▶ [REQUIREMENT]
Go through the data below. List every line that holds the word "label".

▶ [GIVEN RECORDS]
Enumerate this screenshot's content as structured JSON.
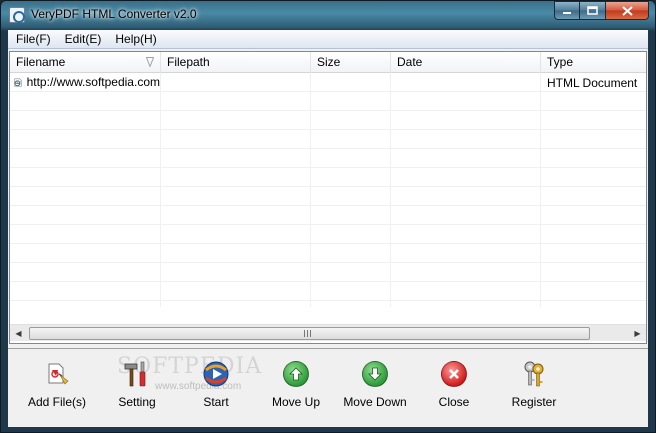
{
  "window": {
    "title": "VeryPDF HTML Converter v2.0"
  },
  "menu": [
    {
      "label": "File(F)"
    },
    {
      "label": "Edit(E)"
    },
    {
      "label": "Help(H)"
    }
  ],
  "list": {
    "columns": [
      "Filename",
      "Filepath",
      "Size",
      "Date",
      "Type"
    ],
    "rows": [
      {
        "filename": "http://www.softpedia.com",
        "filepath": "",
        "size": "",
        "date": "",
        "type": "HTML Document",
        "icon": "ie-document-icon"
      }
    ]
  },
  "toolbar": {
    "add_files": "Add File(s)",
    "setting": "Setting",
    "start": "Start",
    "move_up": "Move Up",
    "move_down": "Move Down",
    "close": "Close",
    "register": "Register"
  },
  "watermark": {
    "brand": "SOFTPEDIA",
    "url": "www.softpedia.com"
  },
  "colors": {
    "move_green": "#2f9a3c",
    "close_red": "#d21d1d",
    "title_glass": "#3a6f88"
  }
}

▶ [EXERCISE SOLUTION]
      "label": "File(F)"
      "label": "Edit(E)"
      "label": "Help(H)"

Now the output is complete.